» **WHAT THE TASK ASKS**
Give the number of lines containing the word "name", and nothing else.

* start *

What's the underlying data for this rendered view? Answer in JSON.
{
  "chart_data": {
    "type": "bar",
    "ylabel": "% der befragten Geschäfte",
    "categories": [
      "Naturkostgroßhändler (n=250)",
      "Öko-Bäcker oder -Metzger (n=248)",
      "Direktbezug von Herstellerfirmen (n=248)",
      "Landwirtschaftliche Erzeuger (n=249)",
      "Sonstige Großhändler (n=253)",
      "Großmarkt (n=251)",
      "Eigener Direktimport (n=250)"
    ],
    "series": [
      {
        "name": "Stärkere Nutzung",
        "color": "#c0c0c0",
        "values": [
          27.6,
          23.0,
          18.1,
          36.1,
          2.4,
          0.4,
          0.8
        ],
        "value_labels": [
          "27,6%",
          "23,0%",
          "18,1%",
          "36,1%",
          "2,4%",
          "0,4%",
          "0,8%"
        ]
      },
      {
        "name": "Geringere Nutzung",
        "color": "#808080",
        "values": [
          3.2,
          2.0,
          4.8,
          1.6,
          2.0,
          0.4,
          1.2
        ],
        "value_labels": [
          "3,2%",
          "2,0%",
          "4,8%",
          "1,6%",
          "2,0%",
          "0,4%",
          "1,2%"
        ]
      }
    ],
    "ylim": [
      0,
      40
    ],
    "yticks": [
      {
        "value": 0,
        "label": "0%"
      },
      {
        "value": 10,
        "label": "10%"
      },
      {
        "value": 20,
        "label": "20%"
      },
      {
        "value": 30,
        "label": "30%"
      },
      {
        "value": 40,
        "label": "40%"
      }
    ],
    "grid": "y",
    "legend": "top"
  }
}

* end *

» **PROBLEM SOLUTION**
2